* **Exercise 1**: In the passage on the Reformers, which Renaissance scholar is named as one the Reformers were divided from?

The following is an excerpt from Evangelicalism Divided, (pp 154-158) by Iain H. Murray. Read the article, and then consider taking advantage of the special prices during the week-long Reformation Day Special. See below for more information on the special.

The lives of the Reformers are examples of men who, no longer content to trust the teaching of the institutional church of their upbringing, went back to Scripture. What was said of Luther might have been said of them all: ‘He strengthens himself each day in his convictions by a constant application to the Word of God.’ The definition of a Christian which they found there was startlingly new, first to themselves, then to others, and it divided them from Renaissance scholars (such as Erasmus) on the one hand, and from the upholders of the traditional theology of the Church of Rome on the other.

Against the scholars who viewed Christianity largely in terms of a discussion on opinions and morality, and who objected to all claims to certainty, the Reformers asserted the sufficiency and finality of the truth which they had been taught by Christ. They saw the difference between the Renaissance and scriptural Christianity as the difference between natural and supernatural. Thus Luther could respond to Erasmus:

“Leave us free to make assertions, and to find in assertions our satisfaction and delight; and you may applaud your Sceptics and Academics – till Christ calls you too! . . . The truth is that nobody who has not the Spirit of God sees a jot of what is in the Scriptures. All men have their hearts darkened, so that, even when they can discuss and quote all that is in Scripture, they do not understand or really know any of it.”

* **Material**:

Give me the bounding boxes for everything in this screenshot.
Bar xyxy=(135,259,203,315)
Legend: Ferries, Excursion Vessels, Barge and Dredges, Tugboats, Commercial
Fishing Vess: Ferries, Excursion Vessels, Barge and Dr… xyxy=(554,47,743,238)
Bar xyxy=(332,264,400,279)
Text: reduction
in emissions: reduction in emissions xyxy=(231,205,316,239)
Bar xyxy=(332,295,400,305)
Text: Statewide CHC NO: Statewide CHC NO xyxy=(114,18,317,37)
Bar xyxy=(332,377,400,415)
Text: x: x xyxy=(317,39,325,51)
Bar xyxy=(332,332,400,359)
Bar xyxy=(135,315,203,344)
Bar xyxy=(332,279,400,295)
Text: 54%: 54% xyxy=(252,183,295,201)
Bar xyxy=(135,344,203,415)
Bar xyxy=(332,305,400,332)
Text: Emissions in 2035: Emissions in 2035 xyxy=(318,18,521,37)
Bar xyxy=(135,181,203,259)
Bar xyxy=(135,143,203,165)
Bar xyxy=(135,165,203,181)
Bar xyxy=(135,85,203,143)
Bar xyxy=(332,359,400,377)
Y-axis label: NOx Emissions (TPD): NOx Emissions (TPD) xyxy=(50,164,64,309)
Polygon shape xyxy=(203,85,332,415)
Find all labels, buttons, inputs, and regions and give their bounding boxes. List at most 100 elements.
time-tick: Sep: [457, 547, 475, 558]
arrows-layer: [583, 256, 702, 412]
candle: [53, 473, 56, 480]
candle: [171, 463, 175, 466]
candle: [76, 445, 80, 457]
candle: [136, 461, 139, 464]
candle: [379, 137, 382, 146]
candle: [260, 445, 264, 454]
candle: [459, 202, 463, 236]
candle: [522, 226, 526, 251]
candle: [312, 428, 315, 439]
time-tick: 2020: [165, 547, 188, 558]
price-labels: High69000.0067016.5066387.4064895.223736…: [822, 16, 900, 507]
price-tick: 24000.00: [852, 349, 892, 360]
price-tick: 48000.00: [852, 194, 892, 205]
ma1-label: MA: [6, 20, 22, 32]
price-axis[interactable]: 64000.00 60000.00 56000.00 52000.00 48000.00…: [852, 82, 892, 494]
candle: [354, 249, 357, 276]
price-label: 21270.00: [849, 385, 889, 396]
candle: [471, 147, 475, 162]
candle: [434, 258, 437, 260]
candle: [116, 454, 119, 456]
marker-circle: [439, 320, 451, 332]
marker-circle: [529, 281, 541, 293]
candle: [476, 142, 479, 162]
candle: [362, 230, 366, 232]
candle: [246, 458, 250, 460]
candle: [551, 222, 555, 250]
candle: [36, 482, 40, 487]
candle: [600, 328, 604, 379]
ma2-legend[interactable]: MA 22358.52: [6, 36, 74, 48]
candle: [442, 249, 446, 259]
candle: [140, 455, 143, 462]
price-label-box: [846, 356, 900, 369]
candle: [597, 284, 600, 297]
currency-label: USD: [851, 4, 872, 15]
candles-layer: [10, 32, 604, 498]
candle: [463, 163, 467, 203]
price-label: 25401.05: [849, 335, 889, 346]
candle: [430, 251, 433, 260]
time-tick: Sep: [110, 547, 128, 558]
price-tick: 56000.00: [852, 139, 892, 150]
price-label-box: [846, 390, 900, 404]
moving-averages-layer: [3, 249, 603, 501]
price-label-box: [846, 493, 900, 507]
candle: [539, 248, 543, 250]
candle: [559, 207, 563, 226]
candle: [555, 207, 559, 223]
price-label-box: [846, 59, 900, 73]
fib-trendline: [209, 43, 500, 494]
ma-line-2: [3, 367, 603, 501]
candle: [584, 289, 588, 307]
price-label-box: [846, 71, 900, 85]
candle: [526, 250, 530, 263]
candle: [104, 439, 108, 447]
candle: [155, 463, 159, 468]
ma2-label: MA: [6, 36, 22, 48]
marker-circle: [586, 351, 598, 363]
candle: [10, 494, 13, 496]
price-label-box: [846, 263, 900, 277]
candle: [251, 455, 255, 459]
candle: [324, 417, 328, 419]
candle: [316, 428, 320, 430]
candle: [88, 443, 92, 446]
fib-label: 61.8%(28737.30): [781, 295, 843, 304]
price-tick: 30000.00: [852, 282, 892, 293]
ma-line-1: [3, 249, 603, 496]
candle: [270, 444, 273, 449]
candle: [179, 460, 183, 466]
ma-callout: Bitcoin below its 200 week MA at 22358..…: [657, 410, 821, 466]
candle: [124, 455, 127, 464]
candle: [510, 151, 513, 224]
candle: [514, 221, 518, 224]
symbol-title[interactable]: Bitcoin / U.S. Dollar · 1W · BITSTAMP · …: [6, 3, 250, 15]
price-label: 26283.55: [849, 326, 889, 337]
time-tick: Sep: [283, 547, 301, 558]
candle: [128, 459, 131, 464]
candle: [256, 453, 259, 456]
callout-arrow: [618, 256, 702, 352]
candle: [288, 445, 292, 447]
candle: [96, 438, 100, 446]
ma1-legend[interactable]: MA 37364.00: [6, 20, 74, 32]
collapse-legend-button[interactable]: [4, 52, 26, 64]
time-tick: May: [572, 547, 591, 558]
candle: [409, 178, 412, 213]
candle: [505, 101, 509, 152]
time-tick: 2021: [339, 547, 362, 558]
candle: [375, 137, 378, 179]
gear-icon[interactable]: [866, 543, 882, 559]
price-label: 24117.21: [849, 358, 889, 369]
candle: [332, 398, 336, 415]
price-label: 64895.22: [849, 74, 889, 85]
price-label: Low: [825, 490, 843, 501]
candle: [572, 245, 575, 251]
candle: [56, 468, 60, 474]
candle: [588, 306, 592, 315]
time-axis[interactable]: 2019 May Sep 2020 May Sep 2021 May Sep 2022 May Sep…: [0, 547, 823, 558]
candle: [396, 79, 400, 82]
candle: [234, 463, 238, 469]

* **Exercise 2**: Extract the rows from the very first line up to and including the line with "Bar xyxy=(135,85,203,143)", copying each one unchanged.

* **Final answer 1**: Erasmus

* **Final answer 2**:
Give me the bounding boxes for everything in this screenshot.
Bar xyxy=(135,259,203,315)
Legend: Ferries, Excursion Vessels, Barge and Dredges, Tugboats, Commercial
Fishing Vess: Ferries, Excursion Vessels, Barge and Dr… xyxy=(554,47,743,238)
Bar xyxy=(332,264,400,279)
Text: reduction
in emissions: reduction in emissions xyxy=(231,205,316,239)
Bar xyxy=(332,295,400,305)
Text: Statewide CHC NO: Statewide CHC NO xyxy=(114,18,317,37)
Bar xyxy=(332,377,400,415)
Text: x: x xyxy=(317,39,325,51)
Bar xyxy=(332,332,400,359)
Bar xyxy=(135,315,203,344)
Bar xyxy=(332,279,400,295)
Text: 54%: 54% xyxy=(252,183,295,201)
Bar xyxy=(135,344,203,415)
Bar xyxy=(332,305,400,332)
Text: Emissions in 2035: Emissions in 2035 xyxy=(318,18,521,37)
Bar xyxy=(135,181,203,259)
Bar xyxy=(135,143,203,165)
Bar xyxy=(135,165,203,181)
Bar xyxy=(135,85,203,143)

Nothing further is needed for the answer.